Exercise
Each line in the listing below that contains "STARCH" should be returned.

Information shown
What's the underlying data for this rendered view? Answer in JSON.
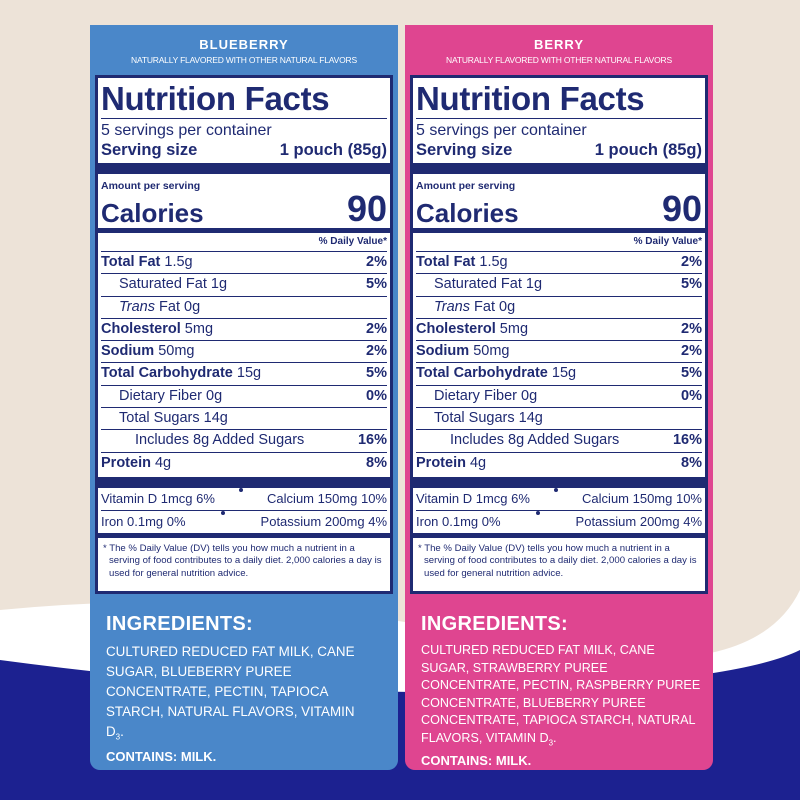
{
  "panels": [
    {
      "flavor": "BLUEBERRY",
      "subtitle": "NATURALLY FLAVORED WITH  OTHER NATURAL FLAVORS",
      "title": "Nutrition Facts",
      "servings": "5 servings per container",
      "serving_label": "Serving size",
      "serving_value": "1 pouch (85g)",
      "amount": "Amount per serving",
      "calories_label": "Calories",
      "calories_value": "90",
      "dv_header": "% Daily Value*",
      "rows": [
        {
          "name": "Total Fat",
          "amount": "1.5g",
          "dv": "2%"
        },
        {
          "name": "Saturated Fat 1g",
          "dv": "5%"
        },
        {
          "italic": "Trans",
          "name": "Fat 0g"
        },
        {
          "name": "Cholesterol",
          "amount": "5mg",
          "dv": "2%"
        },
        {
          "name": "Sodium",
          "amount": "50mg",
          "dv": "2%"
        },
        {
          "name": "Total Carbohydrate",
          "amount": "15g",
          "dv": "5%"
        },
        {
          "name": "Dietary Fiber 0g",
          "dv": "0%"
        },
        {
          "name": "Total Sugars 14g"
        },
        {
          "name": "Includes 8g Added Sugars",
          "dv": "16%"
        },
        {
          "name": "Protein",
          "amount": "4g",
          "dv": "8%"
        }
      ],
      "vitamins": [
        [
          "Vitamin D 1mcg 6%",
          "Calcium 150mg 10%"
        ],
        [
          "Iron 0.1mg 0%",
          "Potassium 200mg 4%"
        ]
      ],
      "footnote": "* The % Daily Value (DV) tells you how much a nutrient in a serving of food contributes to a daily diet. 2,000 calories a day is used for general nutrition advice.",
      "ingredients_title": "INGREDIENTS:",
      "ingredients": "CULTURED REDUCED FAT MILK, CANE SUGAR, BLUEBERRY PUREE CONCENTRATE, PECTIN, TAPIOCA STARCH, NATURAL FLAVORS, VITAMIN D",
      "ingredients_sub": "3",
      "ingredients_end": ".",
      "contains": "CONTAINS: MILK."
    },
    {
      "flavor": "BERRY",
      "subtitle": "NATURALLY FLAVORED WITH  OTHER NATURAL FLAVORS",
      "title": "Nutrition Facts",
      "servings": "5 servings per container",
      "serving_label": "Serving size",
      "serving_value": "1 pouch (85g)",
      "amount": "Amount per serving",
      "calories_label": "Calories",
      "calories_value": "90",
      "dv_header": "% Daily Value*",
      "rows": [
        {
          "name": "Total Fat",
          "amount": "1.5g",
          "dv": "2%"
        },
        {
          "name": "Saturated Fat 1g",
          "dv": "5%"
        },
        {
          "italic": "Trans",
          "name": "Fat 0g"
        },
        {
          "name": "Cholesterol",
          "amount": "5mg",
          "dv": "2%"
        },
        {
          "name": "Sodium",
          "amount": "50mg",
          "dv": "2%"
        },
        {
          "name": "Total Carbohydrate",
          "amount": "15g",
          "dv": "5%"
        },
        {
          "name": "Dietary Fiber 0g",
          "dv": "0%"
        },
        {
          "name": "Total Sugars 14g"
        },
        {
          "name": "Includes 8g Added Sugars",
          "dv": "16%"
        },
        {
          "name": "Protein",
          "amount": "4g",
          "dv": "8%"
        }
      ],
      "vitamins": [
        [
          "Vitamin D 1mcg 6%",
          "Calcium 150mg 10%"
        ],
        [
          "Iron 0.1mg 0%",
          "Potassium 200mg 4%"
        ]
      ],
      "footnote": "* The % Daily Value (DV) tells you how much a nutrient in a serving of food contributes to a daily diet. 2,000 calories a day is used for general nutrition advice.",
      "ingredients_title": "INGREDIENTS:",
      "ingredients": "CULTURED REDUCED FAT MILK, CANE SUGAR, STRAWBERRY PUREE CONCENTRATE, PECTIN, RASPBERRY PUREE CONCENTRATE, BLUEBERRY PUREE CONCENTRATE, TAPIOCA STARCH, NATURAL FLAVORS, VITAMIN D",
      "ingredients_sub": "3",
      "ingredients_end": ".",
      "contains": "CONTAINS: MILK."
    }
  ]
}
...
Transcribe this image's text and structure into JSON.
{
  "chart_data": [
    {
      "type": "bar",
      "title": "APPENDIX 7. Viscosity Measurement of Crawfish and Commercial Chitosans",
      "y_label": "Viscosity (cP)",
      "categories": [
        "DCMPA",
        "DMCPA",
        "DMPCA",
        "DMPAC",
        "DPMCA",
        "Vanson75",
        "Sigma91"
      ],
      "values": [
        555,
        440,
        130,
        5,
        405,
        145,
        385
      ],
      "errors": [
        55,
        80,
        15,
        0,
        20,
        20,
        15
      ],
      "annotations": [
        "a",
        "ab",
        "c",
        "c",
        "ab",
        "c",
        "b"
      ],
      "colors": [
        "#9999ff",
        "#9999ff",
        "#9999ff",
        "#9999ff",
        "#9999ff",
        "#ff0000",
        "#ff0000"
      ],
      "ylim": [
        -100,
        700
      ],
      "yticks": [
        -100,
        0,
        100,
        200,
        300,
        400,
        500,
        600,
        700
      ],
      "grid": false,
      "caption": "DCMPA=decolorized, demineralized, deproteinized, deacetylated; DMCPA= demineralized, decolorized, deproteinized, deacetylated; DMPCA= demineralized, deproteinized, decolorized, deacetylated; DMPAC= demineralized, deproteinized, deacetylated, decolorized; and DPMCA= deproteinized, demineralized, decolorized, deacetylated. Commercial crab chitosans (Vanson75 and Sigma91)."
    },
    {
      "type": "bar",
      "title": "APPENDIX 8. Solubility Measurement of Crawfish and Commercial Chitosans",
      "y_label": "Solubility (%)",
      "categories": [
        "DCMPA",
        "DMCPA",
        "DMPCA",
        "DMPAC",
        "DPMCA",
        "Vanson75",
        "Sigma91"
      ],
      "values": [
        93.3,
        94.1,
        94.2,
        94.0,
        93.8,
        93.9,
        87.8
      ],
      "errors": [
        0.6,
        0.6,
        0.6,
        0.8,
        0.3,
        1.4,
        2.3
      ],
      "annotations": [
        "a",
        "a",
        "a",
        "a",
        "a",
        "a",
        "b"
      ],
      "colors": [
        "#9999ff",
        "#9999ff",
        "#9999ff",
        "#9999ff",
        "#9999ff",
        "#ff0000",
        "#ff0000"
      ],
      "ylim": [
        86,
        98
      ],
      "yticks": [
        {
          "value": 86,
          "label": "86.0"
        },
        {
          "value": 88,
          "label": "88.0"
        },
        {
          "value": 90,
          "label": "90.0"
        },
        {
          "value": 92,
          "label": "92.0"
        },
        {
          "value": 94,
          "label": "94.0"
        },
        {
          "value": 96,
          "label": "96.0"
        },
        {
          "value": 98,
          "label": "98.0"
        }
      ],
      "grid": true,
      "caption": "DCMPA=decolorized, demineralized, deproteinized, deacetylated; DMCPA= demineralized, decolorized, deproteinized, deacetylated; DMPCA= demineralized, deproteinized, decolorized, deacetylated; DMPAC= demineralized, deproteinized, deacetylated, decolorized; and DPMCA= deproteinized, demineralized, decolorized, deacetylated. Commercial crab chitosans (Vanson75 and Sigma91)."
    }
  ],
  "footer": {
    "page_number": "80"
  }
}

Written solution
      "ingredients": "CULTURED REDUCED FAT MILK, CANE SUGAR, BLUEBERRY PUREE CONCENTRATE, PECTIN, TAPIOCA STARCH, NATURAL FLAVORS, VITAMIN D",
      "ingredients": "CULTURED REDUCED FAT MILK, CANE SUGAR, STRAWBERRY PUREE CONCENTRATE, PECTIN, RASPBERRY PUREE CONCENTRATE, BLUEBERRY PUREE CONCENTRATE, TAPIOCA STARCH, NATURAL FLAVORS, VITAMIN D",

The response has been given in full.